--- begin Material shown ---

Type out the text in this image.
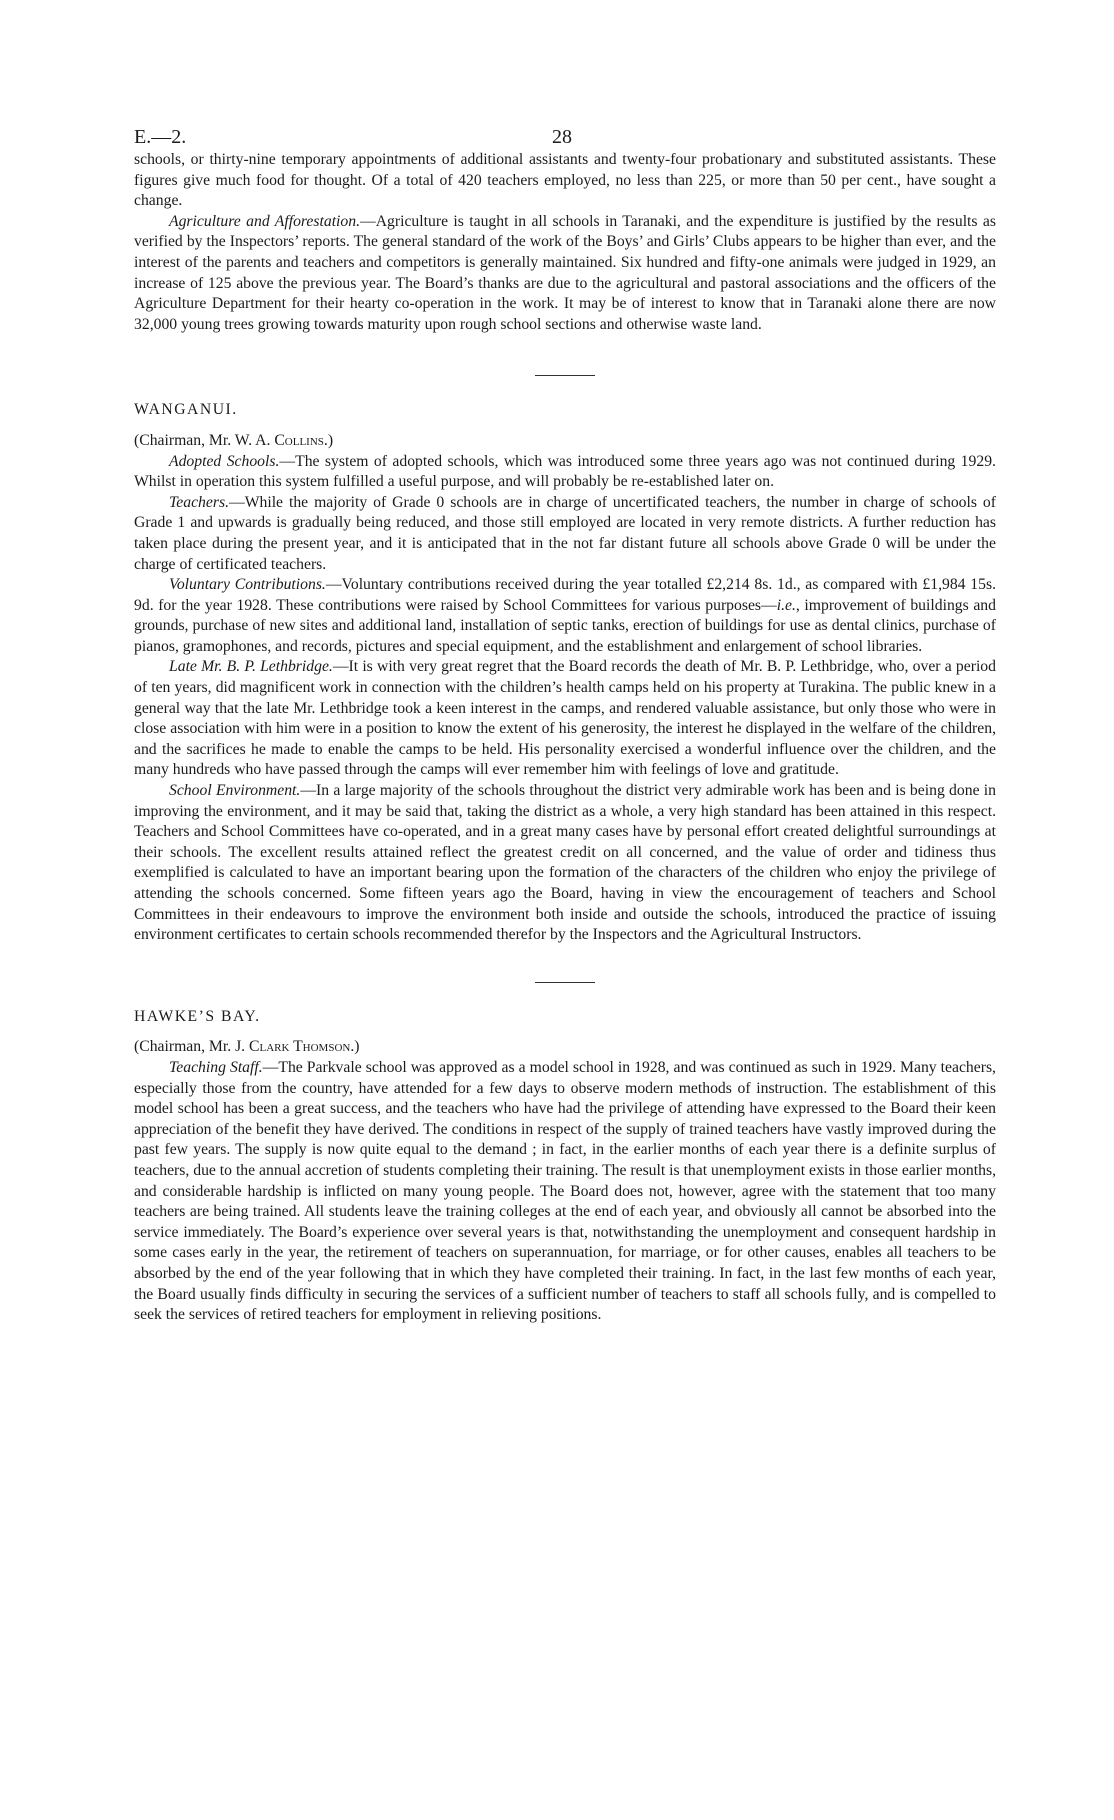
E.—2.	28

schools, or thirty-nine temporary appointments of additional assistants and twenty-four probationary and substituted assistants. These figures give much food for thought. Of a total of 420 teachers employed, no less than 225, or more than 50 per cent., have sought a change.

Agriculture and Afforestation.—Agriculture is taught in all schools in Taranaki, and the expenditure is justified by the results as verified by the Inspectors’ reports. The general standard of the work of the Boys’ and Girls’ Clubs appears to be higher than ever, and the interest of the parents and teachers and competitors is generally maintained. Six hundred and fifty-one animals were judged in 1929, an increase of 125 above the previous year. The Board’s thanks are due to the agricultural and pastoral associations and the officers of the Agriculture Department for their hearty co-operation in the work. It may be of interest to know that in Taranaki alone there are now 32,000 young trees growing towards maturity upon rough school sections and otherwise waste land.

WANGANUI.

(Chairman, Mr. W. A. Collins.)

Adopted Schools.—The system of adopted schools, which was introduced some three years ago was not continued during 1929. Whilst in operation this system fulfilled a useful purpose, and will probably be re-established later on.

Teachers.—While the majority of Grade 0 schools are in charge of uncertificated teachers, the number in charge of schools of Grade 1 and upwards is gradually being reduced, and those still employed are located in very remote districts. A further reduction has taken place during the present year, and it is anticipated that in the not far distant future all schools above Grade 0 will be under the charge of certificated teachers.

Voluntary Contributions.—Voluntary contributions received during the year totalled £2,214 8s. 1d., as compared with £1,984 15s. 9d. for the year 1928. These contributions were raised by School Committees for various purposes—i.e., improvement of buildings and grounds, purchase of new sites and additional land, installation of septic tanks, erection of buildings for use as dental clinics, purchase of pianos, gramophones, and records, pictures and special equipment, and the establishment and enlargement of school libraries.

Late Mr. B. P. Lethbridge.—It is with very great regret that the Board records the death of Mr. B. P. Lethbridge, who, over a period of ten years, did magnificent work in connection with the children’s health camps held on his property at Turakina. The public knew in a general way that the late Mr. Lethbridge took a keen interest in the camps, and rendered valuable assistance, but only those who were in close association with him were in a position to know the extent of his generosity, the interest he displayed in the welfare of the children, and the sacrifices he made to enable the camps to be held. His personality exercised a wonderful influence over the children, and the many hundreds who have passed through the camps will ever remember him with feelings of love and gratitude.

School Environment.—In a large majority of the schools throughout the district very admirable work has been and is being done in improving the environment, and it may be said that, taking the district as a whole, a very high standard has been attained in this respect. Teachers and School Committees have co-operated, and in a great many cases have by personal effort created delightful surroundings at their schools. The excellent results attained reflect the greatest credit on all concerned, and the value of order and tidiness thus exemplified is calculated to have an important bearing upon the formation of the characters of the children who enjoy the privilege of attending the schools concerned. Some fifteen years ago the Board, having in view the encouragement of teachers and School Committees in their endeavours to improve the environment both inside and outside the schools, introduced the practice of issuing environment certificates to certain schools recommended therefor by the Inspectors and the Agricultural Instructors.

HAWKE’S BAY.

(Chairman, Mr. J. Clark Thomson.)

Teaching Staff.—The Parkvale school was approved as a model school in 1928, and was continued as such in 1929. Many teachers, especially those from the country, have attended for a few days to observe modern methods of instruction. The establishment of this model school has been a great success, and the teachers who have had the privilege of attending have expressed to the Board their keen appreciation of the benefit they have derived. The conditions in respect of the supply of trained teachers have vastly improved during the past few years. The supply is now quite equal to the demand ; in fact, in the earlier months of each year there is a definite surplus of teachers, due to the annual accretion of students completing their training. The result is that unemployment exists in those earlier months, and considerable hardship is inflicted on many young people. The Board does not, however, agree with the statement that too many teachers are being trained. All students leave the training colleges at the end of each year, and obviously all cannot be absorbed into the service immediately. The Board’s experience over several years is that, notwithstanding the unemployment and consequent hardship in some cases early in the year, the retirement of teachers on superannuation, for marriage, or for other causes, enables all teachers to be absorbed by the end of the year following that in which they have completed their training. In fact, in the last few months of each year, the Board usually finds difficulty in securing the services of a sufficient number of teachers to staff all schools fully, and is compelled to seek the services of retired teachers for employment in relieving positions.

--- end Material shown ---

◆ **Problem details**
Leave out the pictures and copy everything else in the records word for word.

◆ **Task output**
Type out the text in this image.
E.—2.	28

schools, or thirty-nine temporary appointments of additional assistants and twenty-four probationary and substituted assistants. These figures give much food for thought. Of a total of 420 teachers employed, no less than 225, or more than 50 per cent., have sought a change.

Agriculture and Afforestation.—Agriculture is taught in all schools in Taranaki, and the expenditure is justified by the results as verified by the Inspectors’ reports. The general standard of the work of the Boys’ and Girls’ Clubs appears to be higher than ever, and the interest of the parents and teachers and competitors is generally maintained. Six hundred and fifty-one animals were judged in 1929, an increase of 125 above the previous year. The Board’s thanks are due to the agricultural and pastoral associations and the officers of the Agriculture Department for their hearty co-operation in the work. It may be of interest to know that in Taranaki alone there are now 32,000 young trees growing towards maturity upon rough school sections and otherwise waste land.

WANGANUI.

(Chairman, Mr. W. A. Collins.)

Adopted Schools.—The system of adopted schools, which was introduced some three years ago was not continued during 1929. Whilst in operation this system fulfilled a useful purpose, and will probably be re-established later on.

Teachers.—While the majority of Grade 0 schools are in charge of uncertificated teachers, the number in charge of schools of Grade 1 and upwards is gradually being reduced, and those still employed are located in very remote districts. A further reduction has taken place during the present year, and it is anticipated that in the not far distant future all schools above Grade 0 will be under the charge of certificated teachers.

Voluntary Contributions.—Voluntary contributions received during the year totalled £2,214 8s. 1d., as compared with £1,984 15s. 9d. for the year 1928. These contributions were raised by School Committees for various purposes—i.e., improvement of buildings and grounds, purchase of new sites and additional land, installation of septic tanks, erection of buildings for use as dental clinics, purchase of pianos, gramophones, and records, pictures and special equipment, and the establishment and enlargement of school libraries.

Late Mr. B. P. Lethbridge.—It is with very great regret that the Board records the death of Mr. B. P. Lethbridge, who, over a period of ten years, did magnificent work in connection with the children’s health camps held on his property at Turakina. The public knew in a general way that the late Mr. Lethbridge took a keen interest in the camps, and rendered valuable assistance, but only those who were in close association with him were in a position to know the extent of his generosity, the interest he displayed in the welfare of the children, and the sacrifices he made to enable the camps to be held. His personality exercised a wonderful influence over the children, and the many hundreds who have passed through the camps will ever remember him with feelings of love and gratitude.

School Environment.—In a large majority of the schools throughout the district very admirable work has been and is being done in improving the environment, and it may be said that, taking the district as a whole, a very high standard has been attained in this respect. Teachers and School Committees have co-operated, and in a great many cases have by personal effort created delightful surroundings at their schools. The excellent results attained reflect the greatest credit on all concerned, and the value of order and tidiness thus exemplified is calculated to have an important bearing upon the formation of the characters of the children who enjoy the privilege of attending the schools concerned. Some fifteen years ago the Board, having in view the encouragement of teachers and School Committees in their endeavours to improve the environment both inside and outside the schools, introduced the practice of issuing environment certificates to certain schools recommended therefor by the Inspectors and the Agricultural Instructors.

HAWKE’S BAY.

(Chairman, Mr. J. Clark Thomson.)

Teaching Staff.—The Parkvale school was approved as a model school in 1928, and was continued as such in 1929. Many teachers, especially those from the country, have attended for a few days to observe modern methods of instruction. The establishment of this model school has been a great success, and the teachers who have had the privilege of attending have expressed to the Board their keen appreciation of the benefit they have derived. The conditions in respect of the supply of trained teachers have vastly improved during the past few years. The supply is now quite equal to the demand ; in fact, in the earlier months of each year there is a definite surplus of teachers, due to the annual accretion of students completing their training. The result is that unemployment exists in those earlier months, and considerable hardship is inflicted on many young people. The Board does not, however, agree with the statement that too many teachers are being trained. All students leave the training colleges at the end of each year, and obviously all cannot be absorbed into the service immediately. The Board’s experience over several years is that, notwithstanding the unemployment and consequent hardship in some cases early in the year, the retirement of teachers on superannuation, for marriage, or for other causes, enables all teachers to be absorbed by the end of the year following that in which they have completed their training. In fact, in the last few months of each year, the Board usually finds difficulty in securing the services of a sufficient number of teachers to staff all schools fully, and is compelled to seek the services of retired teachers for employment in relieving positions.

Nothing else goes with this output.